Extrait du texte =

((

Roland Laffitte vient de
coordonner le numéro spécial des Cahiers de l’Orient «L’Irak est détruit.
Et après?»*.
Il décrypte les attentats de Bassorah.
LES FAITS
Une série de cinq attaques contre des postes de la police irakienne, dont
trois à Bassorah, à 550 km au sud de Bagdad, et deux à Zoubareï, à 25 km
de Bassorah, ont fait au moins 68 morts et 98 blessés hier. Quatre
militaires britanniques ont été blessés, dont deux grièvement. La ville
portuaire du sud de l’Irak est sous contrôle britannique. A Falloudja,
dans le «triangle sunnite», des affrontements ont en outre fait rage
pendant quatre heures entre marines et insurgés.
— Comment interpréter ces attentats à Bassorah, relativement épargnée
jusqu’à présent?
— On ne parle plus d’Irak aujourd’hui mais de chiites, de sunnites, de
Kurdes et on commet une grande erreur. A force d’avoir découpé les gens en
morceaux, on ne comprend pas qu’ils agissent de concert. Or les Irakiens
sont des Irakiens. La plupart des familles ont une branche chiite et une
branche sunnite. Ce n’est pas une juxtaposition de confessions et de
peuples. A part les Kurdes, ce ne sont pas des communautés séparées. Les
Irakiens, en tant que peuple arabe, ont été brimés par la coalition.
— Faut-il parler d’actes terroristes ou de résistance?
— Je pense qu’on peut parler de résistance quand un peuple est envahi
et attaqué chez lui. Le cœur de l’armée et des services sunnites, passé
par pans entiers à la clandestinité, a enclenché la résistance. Les
chiites dans le sud, divisés au moins en quatre familles différentes, ont
temporisé avant d’agir, s’assurant que l’ancien régime était bien liquidé.
— On a le sentiment que la résistance s’étend et se fortifie?
— Cette extension date de Falloudja. La population de Bagdad a fait
une marche sur Falloudja, toutes populations confondues. A ce moment-là,
les Américains ont mis hors la loi Moqtada Sadr et c’était le meilleur
moyen d’enflammer une révolte armée dans le sud, jusque-là tranquille. Le
coup de départ n’a pas été le chiisme mais Falloudja assiégée, symbole de
la résistance irakienne. Bassorah n’en est que l’extension.
— La résistance réussira-t-elle à faire plier Blair, qui parle de
«terroristes aux abois»?
— Blair est encore plus têtu que Bush. La question est politique. Les
Britanniques ne plieront pas. Entre-temps, cela fortifie la résistance
irakienne. Quant à la formule déclamatoire «terroristes aux abois», elle a
été utilisée mille fois comme baroud d’honneur. En Algérie, il a duré cent
trente ans.

))

Liste des tâches =
- A) Traduisez en anglais cette phrase de l'entretien sur Bassorah : « La plupart des familles ont une branche chiite et une branche sunnite. »
- B) Les affirmations suivantes concordent-elles avec l'entretien sur Bassorah ? Répondez par oui ou par non, en citant les mots décisifs.
(i) Les attaques ont visé des postes de la police irakienne.
(ii) Zoubareï se trouve à 550 km de Bassorah.
(iii) L'interviewé pense que les Britanniques finiront par plier.
- C) Répondez brièvement à ces questions sur l'entretien sur Bassorah.
(i) Combien de militaires britanniques ont été blessés ?
(ii) Combien de temps les affrontements de Falloudja ont-ils duré ?
(iii) En combien de familles au moins les chiites du sud sont-ils divisés ?
Ces lignes n'ont aucun lien avec l'entretien sur Bassorah.

Entrées extraites =
((

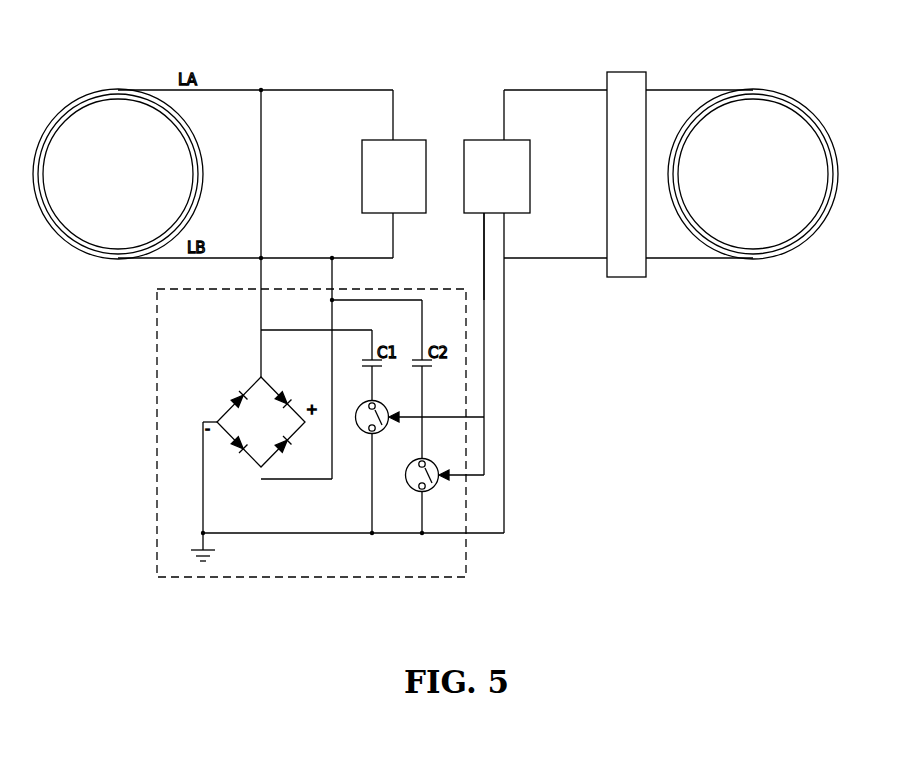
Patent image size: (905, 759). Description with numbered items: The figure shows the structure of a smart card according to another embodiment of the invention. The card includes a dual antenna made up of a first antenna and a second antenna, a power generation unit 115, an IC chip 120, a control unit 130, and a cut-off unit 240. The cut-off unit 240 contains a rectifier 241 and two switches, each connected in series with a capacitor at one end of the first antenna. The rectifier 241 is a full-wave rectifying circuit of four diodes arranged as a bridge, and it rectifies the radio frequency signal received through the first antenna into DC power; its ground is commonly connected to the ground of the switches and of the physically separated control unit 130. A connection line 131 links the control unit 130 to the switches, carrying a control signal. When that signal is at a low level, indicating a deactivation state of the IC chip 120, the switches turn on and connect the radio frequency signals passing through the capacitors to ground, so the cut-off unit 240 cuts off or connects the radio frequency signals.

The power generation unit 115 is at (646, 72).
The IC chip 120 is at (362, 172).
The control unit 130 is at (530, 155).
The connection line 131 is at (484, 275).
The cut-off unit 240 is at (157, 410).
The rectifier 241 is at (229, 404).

))

Réponses =
- A) Most families have a Shiite branch and a Sunni branch.

- B)
(i) Oui : « Une série de cinq attaques contre des postes de la police irakienne »
(ii) Non : « deux à Zoubareï, à 25 km de Bassorah »
(iii) Non : « Les Britanniques ne plieront pas. »

- C)
(i) Quatre.
(ii) Quatre heures.
(iii) Au moins quatre.